### THE RECORDS ###

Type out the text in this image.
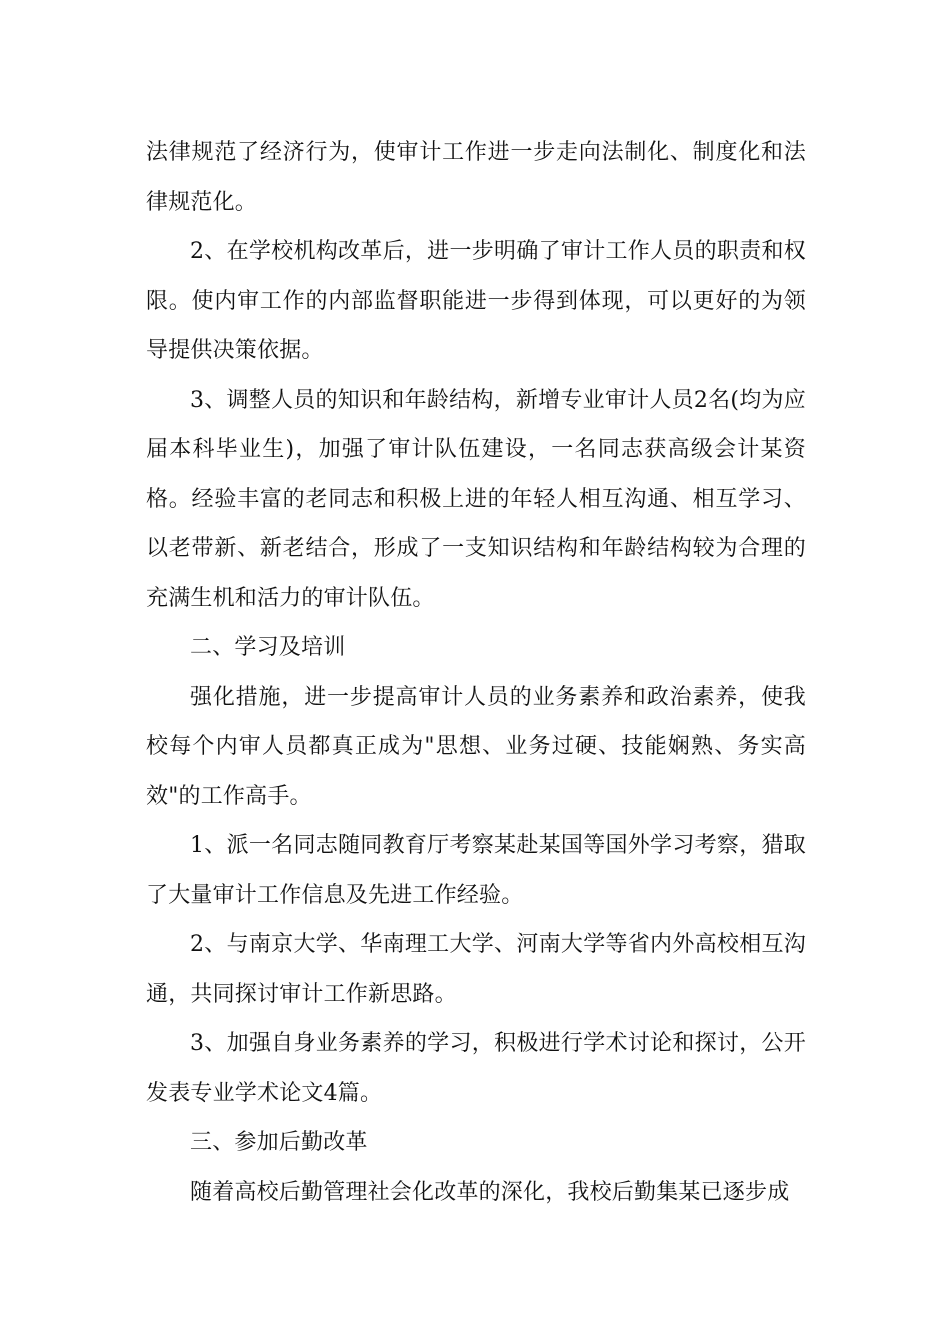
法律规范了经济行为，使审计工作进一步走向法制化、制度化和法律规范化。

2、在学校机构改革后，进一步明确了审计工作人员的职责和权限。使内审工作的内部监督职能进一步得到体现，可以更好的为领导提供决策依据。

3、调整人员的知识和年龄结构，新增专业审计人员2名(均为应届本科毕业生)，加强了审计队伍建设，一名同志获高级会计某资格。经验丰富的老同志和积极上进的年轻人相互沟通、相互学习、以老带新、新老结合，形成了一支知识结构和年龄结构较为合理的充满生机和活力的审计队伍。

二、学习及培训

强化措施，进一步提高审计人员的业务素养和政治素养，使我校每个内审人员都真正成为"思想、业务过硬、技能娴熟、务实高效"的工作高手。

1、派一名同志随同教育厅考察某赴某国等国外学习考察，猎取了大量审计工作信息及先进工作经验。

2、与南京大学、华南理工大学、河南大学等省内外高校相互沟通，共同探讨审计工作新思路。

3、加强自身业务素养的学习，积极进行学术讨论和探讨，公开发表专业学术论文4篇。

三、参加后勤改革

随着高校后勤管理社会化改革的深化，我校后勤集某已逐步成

###

All of the lines above should be retyped precisely, apart from the pictures.

Type out the text in this image.
法律规范了经济行为，使审计工作进一步走向法制化、制度化和法律规范化。

2、在学校机构改革后，进一步明确了审计工作人员的职责和权限。使内审工作的内部监督职能进一步得到体现，可以更好的为领导提供决策依据。

3、调整人员的知识和年龄结构，新增专业审计人员2名(均为应届本科毕业生)，加强了审计队伍建设，一名同志获高级会计某资格。经验丰富的老同志和积极上进的年轻人相互沟通、相互学习、以老带新、新老结合，形成了一支知识结构和年龄结构较为合理的充满生机和活力的审计队伍。

二、学习及培训

强化措施，进一步提高审计人员的业务素养和政治素养，使我校每个内审人员都真正成为"思想、业务过硬、技能娴熟、务实高效"的工作高手。

1、派一名同志随同教育厅考察某赴某国等国外学习考察，猎取了大量审计工作信息及先进工作经验。

2、与南京大学、华南理工大学、河南大学等省内外高校相互沟通，共同探讨审计工作新思路。

3、加强自身业务素养的学习，积极进行学术讨论和探讨，公开发表专业学术论文4篇。

三、参加后勤改革

随着高校后勤管理社会化改革的深化，我校后勤集某已逐步成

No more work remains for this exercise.